** SUPPLIED PASSAGE follows **
Pull requests are very welcome. Please follow these guidelines:

  1. Follow the development setup.
  2. Use ruff as autoformatter. Please refer to the following makefile and run it via make ruff. Please note that the order of ruff check --fix and ruff format is important!
  3. Also use ruff as linter. Please manually fix all linting errors/warnings before opening a pull request.
  4. Fully document your changes in the form of Python docstrings, typehinting, and (if applicable) code/markdown examples in the ./examples subdirectory.
  5. See docs/api_reference/*.md on how to include a newly added class in the docs.
  6. Provide as many test cases as possible. Make sure all test cases pass.

Issues, bug reports, and ideas are also very welcome!

Documentation#

The documentation is available here or can be generated and/or viewed locally:

With uv

# assuming the repository was cloned
uv sync --all-extras
# serve the docs locally
uv run mkdocs serve

With pip

# assuming the repository was cloned
pip install -e ".[dev]"
** End of SUPPLIED PASSAGE **
** LISTED ENTRIES follows **
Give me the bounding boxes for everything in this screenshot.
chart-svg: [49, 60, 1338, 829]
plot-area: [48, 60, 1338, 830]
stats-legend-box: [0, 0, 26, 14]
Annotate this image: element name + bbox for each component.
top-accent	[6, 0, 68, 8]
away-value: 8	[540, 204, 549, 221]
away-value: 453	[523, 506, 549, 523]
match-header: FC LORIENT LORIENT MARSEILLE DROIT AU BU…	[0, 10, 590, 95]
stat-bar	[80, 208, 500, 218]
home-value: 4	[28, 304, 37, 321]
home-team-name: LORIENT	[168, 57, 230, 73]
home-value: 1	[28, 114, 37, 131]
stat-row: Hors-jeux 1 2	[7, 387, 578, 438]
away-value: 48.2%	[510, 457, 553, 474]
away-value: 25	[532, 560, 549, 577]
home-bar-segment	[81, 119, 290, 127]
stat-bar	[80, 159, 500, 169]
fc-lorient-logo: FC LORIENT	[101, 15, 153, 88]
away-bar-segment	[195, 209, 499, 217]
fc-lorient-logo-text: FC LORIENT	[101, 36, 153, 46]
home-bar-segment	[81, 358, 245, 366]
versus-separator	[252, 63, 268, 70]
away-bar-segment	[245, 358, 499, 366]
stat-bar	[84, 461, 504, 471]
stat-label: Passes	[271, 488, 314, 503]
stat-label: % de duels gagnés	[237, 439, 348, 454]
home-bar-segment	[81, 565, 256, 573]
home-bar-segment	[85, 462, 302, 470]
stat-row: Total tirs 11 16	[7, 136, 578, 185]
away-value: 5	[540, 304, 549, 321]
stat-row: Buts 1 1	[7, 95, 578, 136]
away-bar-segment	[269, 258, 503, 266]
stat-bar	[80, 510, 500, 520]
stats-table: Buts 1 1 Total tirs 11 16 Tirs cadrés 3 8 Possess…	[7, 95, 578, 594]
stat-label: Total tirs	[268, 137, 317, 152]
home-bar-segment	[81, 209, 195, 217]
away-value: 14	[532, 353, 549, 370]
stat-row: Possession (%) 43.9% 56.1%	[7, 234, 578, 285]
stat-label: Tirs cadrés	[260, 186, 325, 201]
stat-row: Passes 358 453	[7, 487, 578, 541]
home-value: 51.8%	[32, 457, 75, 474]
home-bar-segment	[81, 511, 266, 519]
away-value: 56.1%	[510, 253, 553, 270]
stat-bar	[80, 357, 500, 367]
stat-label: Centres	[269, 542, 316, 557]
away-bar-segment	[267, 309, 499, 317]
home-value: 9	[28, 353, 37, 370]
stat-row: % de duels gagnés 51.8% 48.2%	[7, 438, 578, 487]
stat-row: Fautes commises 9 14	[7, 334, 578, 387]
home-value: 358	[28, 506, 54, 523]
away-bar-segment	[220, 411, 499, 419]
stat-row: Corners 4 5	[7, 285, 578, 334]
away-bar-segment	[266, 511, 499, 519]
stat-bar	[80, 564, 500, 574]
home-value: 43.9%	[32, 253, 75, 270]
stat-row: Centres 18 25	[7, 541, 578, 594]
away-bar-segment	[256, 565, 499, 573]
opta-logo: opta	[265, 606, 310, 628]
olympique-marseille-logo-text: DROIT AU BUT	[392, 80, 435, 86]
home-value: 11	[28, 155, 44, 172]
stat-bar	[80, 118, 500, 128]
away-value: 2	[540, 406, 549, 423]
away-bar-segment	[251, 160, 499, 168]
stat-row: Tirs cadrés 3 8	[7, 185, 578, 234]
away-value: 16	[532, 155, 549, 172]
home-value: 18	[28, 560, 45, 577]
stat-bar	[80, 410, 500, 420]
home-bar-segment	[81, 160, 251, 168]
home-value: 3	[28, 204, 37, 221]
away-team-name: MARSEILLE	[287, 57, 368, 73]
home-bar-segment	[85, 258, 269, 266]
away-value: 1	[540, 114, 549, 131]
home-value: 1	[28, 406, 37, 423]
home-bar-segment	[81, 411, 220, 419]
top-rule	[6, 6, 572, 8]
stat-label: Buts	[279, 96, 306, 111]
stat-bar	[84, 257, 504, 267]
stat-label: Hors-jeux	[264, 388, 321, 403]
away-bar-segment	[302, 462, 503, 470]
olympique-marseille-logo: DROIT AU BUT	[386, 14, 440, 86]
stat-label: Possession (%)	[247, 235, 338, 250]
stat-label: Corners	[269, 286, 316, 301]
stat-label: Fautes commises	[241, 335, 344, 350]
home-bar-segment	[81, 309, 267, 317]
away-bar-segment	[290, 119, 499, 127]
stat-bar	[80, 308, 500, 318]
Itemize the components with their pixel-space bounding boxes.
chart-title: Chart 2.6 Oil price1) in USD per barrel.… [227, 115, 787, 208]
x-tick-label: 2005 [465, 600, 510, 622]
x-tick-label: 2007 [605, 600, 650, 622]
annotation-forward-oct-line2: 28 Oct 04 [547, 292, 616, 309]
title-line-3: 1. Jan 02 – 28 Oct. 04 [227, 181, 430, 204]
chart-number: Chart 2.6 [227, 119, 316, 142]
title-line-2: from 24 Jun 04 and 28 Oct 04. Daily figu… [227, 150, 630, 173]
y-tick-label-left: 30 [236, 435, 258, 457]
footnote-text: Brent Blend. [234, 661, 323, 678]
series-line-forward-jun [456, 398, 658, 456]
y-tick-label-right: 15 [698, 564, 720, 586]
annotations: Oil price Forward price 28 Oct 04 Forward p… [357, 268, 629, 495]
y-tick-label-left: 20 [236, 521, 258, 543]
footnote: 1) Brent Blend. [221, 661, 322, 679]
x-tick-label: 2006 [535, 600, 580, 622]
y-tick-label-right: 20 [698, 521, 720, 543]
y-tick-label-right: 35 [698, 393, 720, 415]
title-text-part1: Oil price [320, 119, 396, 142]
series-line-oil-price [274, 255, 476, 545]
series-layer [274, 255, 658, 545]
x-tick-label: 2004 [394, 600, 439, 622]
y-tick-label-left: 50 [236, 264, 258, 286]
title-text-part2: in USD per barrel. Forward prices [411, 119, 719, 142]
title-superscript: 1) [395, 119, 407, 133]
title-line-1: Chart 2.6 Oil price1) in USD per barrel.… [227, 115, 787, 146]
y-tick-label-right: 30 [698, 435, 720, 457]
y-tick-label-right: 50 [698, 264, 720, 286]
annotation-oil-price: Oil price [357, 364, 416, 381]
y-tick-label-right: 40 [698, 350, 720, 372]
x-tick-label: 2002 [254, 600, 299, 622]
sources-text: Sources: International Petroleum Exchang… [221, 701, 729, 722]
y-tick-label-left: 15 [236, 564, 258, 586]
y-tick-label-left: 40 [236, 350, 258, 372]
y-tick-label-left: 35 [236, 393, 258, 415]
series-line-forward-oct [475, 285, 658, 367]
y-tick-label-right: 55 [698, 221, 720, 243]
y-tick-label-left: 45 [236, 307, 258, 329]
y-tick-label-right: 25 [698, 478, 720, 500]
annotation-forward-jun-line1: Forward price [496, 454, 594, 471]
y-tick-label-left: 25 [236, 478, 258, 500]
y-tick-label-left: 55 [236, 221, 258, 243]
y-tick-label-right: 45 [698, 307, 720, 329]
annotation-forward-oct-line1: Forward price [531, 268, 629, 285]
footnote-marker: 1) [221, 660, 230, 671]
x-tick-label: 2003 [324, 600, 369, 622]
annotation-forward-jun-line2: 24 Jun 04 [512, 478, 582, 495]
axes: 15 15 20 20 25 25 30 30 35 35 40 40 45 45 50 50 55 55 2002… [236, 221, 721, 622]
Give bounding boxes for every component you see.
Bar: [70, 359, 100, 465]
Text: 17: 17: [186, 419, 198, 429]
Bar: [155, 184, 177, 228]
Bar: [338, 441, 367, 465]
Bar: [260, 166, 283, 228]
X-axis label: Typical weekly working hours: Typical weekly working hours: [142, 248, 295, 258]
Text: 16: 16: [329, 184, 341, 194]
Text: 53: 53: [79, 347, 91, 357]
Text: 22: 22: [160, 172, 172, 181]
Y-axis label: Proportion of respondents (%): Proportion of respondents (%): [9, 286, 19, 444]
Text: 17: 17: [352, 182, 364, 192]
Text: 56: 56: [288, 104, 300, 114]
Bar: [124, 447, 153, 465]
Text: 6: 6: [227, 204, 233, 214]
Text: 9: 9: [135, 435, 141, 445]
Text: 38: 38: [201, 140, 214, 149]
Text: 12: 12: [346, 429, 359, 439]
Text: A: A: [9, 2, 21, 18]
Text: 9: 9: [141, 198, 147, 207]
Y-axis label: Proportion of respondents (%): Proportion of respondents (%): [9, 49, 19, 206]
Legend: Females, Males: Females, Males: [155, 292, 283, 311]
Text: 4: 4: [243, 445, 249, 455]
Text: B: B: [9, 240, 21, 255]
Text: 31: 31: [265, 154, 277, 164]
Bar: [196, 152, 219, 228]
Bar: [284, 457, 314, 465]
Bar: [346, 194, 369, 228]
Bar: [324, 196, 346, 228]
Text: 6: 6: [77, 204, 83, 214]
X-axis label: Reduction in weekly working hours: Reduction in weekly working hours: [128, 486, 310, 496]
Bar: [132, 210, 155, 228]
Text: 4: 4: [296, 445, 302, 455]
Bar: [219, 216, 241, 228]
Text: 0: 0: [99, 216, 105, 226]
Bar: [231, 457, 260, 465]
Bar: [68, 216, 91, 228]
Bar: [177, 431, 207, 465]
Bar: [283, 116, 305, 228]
** End of LISTED ENTRIES **
WORK TO COMPLETE >>
1/ List every command shown as a line of its own in code under the "Documentation#" heading of the contribution guide.
2/ From the contribution guide, quote the text between "4. Fully document" and "in the docs.", inclusive.
3/ Write what comes next in the contribution guide, picking up after its final line.

OUTPUTS BY TASK >>
1/
uv sync --all-extras
uv run mkdocs serve
pip install -e ".[dev]"

2/
4. Fully document your changes in the form of Python docstrings, typehinting, and (if applicable) code/markdown examples in the ./examples subdirectory.
  5. See docs/api_reference/*.md on how to include a newly added class in the docs.

3/
# serve the docs locally
mkdocs serve

Publishing the laplace-torch package to PyPi#

With uv, this is done via: https://docs.astral.sh/uv/guides/publish/.

If you want to make your life much easier, you can use pdm:

pip install --upgrade pdm
pdm publish

Structure#

The laplace package consists of two main components:

  1. The subclasses of laplace.BaseLaplace that implement different sparsity structures: different subsets of weights ('all', 'subnetwork' and 'last_layer') and different structures of the Hessian approximation ('full', 'kron', 'lowrank', 'diag' and 'gp'). This results in ten currently available options: laplace.FullLaplace, laplace.KronLaplace, laplace.DiagLaplace, laplace.FunctionalLaplace the corresponding last-layer variations laplace.FullLLLaplace, laplace.KronLLLaplace, laplace.DiagLLLaplace and laplace.FunctionalLLLaplace (which are all subclasses of laplace.LLLaplace), laplace.SubnetLaplace (which only supports 'full' and 'diag' Hessian approximations) and laplace.LowRankLaplace (which only supports inference over 'all' weights). All of these can be conveniently accessed via the laplace.Laplace function.
  2. The backends in laplace.curvature which provide access to Hessian approximations of the corresponding sparsity structures, for example, the diagonal GGN.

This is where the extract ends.